### Exercise prompt
Copy out all of the data below with no alterations.

### Data for the task
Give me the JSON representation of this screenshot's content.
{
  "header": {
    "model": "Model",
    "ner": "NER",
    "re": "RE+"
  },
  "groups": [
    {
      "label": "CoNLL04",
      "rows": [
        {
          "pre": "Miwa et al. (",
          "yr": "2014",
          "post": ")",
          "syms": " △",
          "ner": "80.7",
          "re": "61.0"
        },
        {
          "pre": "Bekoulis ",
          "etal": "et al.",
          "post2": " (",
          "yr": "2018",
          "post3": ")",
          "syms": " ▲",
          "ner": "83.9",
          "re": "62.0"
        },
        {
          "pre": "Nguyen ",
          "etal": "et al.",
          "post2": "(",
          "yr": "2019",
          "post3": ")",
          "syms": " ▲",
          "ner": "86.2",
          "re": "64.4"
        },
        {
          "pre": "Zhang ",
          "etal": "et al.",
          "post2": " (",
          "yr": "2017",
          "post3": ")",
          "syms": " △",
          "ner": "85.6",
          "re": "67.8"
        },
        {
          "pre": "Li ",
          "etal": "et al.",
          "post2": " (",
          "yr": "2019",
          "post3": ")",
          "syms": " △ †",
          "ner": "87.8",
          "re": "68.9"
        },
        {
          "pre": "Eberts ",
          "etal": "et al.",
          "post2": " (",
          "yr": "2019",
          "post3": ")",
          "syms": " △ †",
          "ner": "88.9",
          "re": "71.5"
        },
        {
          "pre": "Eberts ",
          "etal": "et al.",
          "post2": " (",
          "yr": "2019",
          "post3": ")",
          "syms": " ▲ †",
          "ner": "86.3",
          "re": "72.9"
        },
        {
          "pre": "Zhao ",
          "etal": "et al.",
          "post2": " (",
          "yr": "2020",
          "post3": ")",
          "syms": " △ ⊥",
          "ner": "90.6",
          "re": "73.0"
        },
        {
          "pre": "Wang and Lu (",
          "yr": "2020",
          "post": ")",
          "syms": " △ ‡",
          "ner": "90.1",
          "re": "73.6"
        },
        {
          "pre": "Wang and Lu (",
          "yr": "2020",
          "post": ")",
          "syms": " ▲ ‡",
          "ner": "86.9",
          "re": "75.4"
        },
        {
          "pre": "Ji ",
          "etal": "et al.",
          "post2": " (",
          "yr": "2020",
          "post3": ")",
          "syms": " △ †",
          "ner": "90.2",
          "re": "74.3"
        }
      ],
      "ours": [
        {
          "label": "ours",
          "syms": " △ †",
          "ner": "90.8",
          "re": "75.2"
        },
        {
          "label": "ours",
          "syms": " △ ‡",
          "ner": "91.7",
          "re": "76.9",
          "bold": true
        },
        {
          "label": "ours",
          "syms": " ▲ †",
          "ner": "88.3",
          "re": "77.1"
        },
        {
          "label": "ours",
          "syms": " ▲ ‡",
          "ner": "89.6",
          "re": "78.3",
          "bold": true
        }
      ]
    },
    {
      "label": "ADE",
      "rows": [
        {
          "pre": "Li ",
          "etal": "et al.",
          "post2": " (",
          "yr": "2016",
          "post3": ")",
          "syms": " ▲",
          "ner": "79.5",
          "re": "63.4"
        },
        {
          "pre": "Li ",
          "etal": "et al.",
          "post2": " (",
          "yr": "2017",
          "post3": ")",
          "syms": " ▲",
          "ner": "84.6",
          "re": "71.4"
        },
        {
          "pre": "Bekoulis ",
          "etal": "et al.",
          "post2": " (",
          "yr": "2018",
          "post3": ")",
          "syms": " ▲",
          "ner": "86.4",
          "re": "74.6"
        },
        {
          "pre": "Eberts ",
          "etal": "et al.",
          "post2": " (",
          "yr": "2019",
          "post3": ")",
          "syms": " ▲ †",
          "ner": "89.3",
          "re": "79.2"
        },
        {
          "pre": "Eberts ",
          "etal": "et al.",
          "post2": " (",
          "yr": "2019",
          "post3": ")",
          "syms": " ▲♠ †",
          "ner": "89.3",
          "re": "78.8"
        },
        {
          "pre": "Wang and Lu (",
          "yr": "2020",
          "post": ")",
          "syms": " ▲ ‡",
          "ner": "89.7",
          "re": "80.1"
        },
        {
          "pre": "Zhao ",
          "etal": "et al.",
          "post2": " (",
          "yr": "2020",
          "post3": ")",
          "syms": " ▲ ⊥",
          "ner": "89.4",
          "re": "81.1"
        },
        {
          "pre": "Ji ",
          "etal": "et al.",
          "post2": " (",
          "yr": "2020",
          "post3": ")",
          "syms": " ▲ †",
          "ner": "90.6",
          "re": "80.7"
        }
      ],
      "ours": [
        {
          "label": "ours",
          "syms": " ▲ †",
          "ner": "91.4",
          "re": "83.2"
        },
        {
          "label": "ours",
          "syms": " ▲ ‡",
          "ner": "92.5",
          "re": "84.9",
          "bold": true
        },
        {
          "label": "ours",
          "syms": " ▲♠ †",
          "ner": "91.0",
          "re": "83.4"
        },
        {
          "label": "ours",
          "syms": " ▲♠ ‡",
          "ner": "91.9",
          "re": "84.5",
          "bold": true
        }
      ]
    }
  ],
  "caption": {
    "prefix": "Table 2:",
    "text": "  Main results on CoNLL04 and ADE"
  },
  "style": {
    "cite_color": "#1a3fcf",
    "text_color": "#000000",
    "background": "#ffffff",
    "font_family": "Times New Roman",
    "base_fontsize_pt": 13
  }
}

### Task output
Give me the JSON representation of this screenshot's content.
{
  "header": {
    "model": "Model",
    "ner": "NER",
    "re": "RE+"
  },
  "groups": [
    {
      "label": "CoNLL04",
      "rows": [
        {
          "pre": "Miwa et al. (",
          "yr": "2014",
          "post": ")",
          "syms": " △",
          "ner": "80.7",
          "re": "61.0"
        },
        {
          "pre": "Bekoulis ",
          "etal": "et al.",
          "post2": " (",
          "yr": "2018",
          "post3": ")",
          "syms": " ▲",
          "ner": "83.9",
          "re": "62.0"
        },
        {
          "pre": "Nguyen ",
          "etal": "et al.",
          "post2": "(",
          "yr": "2019",
          "post3": ")",
          "syms": " ▲",
          "ner": "86.2",
          "re": "64.4"
        },
        {
          "pre": "Zhang ",
          "etal": "et al.",
          "post2": " (",
          "yr": "2017",
          "post3": ")",
          "syms": " △",
          "ner": "85.6",
          "re": "67.8"
        },
        {
          "pre": "Li ",
          "etal": "et al.",
          "post2": " (",
          "yr": "2019",
          "post3": ")",
          "syms": " △ †",
          "ner": "87.8",
          "re": "68.9"
        },
        {
          "pre": "Eberts ",
          "etal": "et al.",
          "post2": " (",
          "yr": "2019",
          "post3": ")",
          "syms": " △ †",
          "ner": "88.9",
          "re": "71.5"
        },
        {
          "pre": "Eberts ",
          "etal": "et al.",
          "post2": " (",
          "yr": "2019",
          "post3": ")",
          "syms": " ▲ †",
          "ner": "86.3",
          "re": "72.9"
        },
        {
          "pre": "Zhao ",
          "etal": "et al.",
          "post2": " (",
          "yr": "2020",
          "post3": ")",
          "syms": " △ ⊥",
          "ner": "90.6",
          "re": "73.0"
        },
        {
          "pre": "Wang and Lu (",
          "yr": "2020",
          "post": ")",
          "syms": " △ ‡",
          "ner": "90.1",
          "re": "73.6"
        },
        {
          "pre": "Wang and Lu (",
          "yr": "2020",
          "post": ")",
          "syms": " ▲ ‡",
          "ner": "86.9",
          "re": "75.4"
        },
        {
          "pre": "Ji ",
          "etal": "et al.",
          "post2": " (",
          "yr": "2020",
          "post3": ")",
          "syms": " △ †",
          "ner": "90.2",
          "re": "74.3"
        }
      ],
      "ours": [
        {
          "label": "ours",
          "syms": " △ †",
          "ner": "90.8",
          "re": "75.2"
        },
        {
          "label": "ours",
          "syms": " △ ‡",
          "ner": "91.7",
          "re": "76.9",
          "bold": true
        },
        {
          "label": "ours",
          "syms": " ▲ †",
          "ner": "88.3",
          "re": "77.1"
        },
        {
          "label": "ours",
          "syms": " ▲ ‡",
          "ner": "89.6",
          "re": "78.3",
          "bold": true
        }
      ]
    },
    {
      "label": "ADE",
      "rows": [
        {
          "pre": "Li ",
          "etal": "et al.",
          "post2": " (",
          "yr": "2016",
          "post3": ")",
          "syms": " ▲",
          "ner": "79.5",
          "re": "63.4"
        },
        {
          "pre": "Li ",
          "etal": "et al.",
          "post2": " (",
          "yr": "2017",
          "post3": ")",
          "syms": " ▲",
          "ner": "84.6",
          "re": "71.4"
        },
        {
          "pre": "Bekoulis ",
          "etal": "et al.",
          "post2": " (",
          "yr": "2018",
          "post3": ")",
          "syms": " ▲",
          "ner": "86.4",
          "re": "74.6"
        },
        {
          "pre": "Eberts ",
          "etal": "et al.",
          "post2": " (",
          "yr": "2019",
          "post3": ")",
          "syms": " ▲ †",
          "ner": "89.3",
          "re": "79.2"
        },
        {
          "pre": "Eberts ",
          "etal": "et al.",
          "post2": " (",
          "yr": "2019",
          "post3": ")",
          "syms": " ▲♠ †",
          "ner": "89.3",
          "re": "78.8"
        },
        {
          "pre": "Wang and Lu (",
          "yr": "2020",
          "post": ")",
          "syms": " ▲ ‡",
          "ner": "89.7",
          "re": "80.1"
        },
        {
          "pre": "Zhao ",
          "etal": "et al.",
          "post2": " (",
          "yr": "2020",
          "post3": ")",
          "syms": " ▲ ⊥",
          "ner": "89.4",
          "re": "81.1"
        },
        {
          "pre": "Ji ",
          "etal": "et al.",
          "post2": " (",
          "yr": "2020",
          "post3": ")",
          "syms": " ▲ †",
          "ner": "90.6",
          "re": "80.7"
        }
      ],
      "ours": [
        {
          "label": "ours",
          "syms": " ▲ †",
          "ner": "91.4",
          "re": "83.2"
        },
        {
          "label": "ours",
          "syms": " ▲ ‡",
          "ner": "92.5",
          "re": "84.9",
          "bold": true
        },
        {
          "label": "ours",
          "syms": " ▲♠ †",
          "ner": "91.0",
          "re": "83.4"
        },
        {
          "label": "ours",
          "syms": " ▲♠ ‡",
          "ner": "91.9",
          "re": "84.5",
          "bold": true
        }
      ]
    }
  ],
  "caption": {
    "prefix": "Table 2:",
    "text": "  Main results on CoNLL04 and ADE"
  },
  "style": {
    "cite_color": "#1a3fcf",
    "text_color": "#000000",
    "background": "#ffffff",
    "font_family": "Times New Roman",
    "base_fontsize_pt": 13
  }
}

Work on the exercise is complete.